Seek out every line containing the word "USDJPY", and copy each.

## Provided information
________________________

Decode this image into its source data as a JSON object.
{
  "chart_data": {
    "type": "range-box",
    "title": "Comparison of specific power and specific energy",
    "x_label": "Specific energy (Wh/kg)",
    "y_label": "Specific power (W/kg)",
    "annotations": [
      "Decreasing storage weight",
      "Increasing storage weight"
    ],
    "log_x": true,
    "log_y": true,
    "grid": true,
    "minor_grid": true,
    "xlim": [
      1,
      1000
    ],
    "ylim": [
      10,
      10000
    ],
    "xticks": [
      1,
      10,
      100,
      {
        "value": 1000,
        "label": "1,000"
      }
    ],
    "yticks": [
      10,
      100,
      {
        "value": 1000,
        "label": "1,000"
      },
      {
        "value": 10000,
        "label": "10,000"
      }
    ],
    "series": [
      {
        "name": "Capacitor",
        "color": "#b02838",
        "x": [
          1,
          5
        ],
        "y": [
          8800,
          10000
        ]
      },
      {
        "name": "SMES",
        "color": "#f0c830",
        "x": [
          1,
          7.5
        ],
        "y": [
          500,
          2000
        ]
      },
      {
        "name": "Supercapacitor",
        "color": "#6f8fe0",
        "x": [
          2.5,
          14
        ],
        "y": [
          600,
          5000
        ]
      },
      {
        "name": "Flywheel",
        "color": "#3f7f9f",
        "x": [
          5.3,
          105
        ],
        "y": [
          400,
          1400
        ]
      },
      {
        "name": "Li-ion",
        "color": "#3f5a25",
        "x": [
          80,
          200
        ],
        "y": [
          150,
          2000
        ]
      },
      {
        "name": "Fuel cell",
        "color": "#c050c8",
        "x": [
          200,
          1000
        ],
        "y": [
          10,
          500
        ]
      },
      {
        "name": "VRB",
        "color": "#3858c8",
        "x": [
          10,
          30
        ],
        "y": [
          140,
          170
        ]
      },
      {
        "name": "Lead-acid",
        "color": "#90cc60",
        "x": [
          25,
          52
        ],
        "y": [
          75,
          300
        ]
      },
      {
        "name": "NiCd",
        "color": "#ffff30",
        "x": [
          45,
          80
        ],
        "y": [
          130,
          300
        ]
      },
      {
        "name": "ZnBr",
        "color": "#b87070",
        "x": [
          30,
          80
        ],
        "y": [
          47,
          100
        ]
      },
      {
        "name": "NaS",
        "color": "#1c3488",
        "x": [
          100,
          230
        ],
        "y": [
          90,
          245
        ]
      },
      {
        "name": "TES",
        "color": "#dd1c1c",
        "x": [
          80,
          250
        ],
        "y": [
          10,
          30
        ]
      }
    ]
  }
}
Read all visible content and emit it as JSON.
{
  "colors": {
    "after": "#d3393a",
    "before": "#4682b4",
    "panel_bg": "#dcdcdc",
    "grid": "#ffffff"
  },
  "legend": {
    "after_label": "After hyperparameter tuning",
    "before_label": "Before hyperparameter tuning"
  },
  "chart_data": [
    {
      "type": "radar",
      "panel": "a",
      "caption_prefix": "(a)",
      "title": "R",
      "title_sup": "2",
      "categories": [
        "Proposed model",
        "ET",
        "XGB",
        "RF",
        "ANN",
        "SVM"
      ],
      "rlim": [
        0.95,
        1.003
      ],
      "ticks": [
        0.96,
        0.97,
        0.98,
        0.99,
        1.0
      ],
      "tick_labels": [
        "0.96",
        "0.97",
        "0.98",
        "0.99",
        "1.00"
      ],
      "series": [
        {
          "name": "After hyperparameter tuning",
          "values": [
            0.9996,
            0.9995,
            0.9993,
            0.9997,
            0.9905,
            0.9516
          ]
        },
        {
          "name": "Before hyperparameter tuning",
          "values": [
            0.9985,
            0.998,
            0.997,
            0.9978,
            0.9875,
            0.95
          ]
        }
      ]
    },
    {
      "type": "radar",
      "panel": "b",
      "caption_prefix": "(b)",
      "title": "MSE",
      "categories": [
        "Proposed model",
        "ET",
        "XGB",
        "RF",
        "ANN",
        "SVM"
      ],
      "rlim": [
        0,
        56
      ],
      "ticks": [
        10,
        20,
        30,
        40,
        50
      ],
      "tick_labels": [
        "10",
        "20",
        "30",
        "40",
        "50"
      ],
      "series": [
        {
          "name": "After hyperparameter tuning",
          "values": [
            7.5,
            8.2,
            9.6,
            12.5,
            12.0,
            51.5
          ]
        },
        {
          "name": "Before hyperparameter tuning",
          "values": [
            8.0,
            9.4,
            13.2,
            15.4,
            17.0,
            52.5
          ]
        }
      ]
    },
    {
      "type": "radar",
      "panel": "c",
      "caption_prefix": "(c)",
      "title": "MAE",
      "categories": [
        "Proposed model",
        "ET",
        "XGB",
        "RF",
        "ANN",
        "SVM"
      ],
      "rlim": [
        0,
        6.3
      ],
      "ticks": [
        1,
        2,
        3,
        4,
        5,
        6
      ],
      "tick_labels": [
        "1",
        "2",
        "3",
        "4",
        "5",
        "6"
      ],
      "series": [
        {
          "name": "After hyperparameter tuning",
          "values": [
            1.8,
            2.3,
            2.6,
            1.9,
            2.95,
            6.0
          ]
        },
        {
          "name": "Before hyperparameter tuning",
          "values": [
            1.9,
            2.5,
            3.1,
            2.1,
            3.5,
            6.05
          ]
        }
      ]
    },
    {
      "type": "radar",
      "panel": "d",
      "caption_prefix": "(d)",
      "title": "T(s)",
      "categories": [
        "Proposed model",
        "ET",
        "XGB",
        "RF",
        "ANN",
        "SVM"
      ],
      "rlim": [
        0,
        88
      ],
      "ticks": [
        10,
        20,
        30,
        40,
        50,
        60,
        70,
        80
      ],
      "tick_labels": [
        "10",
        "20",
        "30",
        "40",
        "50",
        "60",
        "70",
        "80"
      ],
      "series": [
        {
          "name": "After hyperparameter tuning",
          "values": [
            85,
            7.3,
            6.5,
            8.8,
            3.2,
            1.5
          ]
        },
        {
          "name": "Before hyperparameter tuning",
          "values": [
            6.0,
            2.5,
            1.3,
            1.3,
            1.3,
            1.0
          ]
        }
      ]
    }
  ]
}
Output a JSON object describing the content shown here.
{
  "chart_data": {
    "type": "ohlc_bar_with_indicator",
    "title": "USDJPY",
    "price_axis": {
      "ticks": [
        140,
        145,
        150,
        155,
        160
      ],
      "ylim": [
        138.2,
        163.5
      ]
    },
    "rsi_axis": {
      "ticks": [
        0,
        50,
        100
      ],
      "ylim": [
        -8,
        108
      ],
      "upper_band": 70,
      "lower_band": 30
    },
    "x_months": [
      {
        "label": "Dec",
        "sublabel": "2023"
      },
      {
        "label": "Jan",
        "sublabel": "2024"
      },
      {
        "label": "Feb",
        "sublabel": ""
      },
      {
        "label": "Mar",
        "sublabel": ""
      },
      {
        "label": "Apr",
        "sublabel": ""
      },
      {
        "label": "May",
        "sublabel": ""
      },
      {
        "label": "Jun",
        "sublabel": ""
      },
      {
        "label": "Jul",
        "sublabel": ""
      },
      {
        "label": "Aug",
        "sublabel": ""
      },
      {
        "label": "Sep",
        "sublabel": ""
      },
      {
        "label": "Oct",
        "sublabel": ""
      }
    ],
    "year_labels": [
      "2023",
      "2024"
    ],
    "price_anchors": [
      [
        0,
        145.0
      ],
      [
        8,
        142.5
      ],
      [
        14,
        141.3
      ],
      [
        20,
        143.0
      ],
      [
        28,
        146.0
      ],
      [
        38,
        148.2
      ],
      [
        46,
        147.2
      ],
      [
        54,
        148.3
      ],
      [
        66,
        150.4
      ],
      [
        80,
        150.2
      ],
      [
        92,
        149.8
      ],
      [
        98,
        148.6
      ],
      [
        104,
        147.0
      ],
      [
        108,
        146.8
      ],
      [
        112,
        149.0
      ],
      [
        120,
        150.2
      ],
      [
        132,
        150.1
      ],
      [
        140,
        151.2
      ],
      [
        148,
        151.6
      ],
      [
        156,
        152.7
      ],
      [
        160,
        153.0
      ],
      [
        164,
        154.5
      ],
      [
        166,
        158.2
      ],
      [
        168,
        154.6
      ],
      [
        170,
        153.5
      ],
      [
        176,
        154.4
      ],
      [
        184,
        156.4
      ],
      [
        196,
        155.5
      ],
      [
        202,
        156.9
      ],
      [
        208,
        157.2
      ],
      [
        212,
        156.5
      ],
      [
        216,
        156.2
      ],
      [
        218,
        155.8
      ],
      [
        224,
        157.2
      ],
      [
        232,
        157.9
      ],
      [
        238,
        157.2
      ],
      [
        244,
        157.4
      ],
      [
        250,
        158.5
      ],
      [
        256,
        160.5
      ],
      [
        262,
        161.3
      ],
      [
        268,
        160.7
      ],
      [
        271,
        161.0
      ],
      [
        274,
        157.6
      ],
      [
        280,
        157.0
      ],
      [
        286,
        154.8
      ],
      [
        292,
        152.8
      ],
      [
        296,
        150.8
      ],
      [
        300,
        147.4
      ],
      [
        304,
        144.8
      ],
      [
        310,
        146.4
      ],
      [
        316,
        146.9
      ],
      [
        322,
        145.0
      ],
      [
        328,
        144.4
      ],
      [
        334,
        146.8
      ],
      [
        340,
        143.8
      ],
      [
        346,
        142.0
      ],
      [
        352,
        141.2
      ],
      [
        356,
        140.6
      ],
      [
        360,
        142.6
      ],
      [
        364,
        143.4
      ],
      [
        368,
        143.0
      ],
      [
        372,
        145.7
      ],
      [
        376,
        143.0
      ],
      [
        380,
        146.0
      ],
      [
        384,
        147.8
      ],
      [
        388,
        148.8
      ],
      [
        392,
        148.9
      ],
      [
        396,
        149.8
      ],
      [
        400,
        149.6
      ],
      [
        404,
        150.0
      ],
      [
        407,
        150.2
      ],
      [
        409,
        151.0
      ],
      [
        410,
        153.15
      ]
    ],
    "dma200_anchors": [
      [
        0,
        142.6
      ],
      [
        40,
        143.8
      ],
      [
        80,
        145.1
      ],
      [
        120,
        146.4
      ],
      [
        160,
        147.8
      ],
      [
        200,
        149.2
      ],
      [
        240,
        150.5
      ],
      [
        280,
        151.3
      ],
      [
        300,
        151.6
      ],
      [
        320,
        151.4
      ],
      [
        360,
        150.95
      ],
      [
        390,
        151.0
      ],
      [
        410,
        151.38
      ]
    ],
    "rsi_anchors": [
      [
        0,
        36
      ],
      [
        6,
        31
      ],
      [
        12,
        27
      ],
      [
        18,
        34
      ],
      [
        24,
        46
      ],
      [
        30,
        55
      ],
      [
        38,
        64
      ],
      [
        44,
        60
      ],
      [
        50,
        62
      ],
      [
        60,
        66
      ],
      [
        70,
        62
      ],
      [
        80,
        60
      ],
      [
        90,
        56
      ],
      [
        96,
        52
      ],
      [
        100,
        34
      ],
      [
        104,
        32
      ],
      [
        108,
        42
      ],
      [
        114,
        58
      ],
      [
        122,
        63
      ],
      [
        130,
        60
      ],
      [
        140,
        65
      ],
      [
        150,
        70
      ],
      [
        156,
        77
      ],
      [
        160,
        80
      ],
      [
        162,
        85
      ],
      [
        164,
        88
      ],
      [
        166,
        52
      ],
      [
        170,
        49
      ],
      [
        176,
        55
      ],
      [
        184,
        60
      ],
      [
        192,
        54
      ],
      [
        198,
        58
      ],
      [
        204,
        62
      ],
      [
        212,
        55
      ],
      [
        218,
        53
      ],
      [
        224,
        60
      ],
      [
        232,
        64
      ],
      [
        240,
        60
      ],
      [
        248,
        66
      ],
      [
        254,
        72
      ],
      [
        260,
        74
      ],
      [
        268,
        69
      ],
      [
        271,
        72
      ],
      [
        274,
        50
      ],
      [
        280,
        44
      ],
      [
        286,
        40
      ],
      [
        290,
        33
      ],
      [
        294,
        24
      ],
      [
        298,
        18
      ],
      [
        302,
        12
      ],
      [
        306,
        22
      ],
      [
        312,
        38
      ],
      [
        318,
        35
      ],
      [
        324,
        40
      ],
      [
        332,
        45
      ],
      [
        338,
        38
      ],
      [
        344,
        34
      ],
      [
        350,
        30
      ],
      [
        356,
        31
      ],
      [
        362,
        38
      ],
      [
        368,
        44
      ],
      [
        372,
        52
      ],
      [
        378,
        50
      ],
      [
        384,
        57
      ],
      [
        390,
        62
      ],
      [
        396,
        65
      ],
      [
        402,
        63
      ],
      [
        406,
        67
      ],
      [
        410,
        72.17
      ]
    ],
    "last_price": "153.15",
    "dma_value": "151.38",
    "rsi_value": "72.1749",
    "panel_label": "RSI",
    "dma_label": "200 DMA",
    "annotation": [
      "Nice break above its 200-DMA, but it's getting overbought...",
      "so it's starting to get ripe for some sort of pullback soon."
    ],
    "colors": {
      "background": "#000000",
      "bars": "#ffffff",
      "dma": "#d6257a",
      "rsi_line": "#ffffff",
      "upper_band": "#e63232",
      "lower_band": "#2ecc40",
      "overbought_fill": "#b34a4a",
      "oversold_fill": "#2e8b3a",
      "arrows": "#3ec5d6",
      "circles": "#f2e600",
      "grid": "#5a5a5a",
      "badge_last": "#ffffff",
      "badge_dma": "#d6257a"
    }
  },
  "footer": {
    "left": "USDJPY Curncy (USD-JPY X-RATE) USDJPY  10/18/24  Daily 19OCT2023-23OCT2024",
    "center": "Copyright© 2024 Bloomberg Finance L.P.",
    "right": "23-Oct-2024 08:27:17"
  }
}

________________________

## Response to the exercise
    "title": "USDJPY",
    "left": "USDJPY Curncy (USD-JPY X-RATE) USDJPY  10/18/24  Daily 19OCT2023-23OCT2024",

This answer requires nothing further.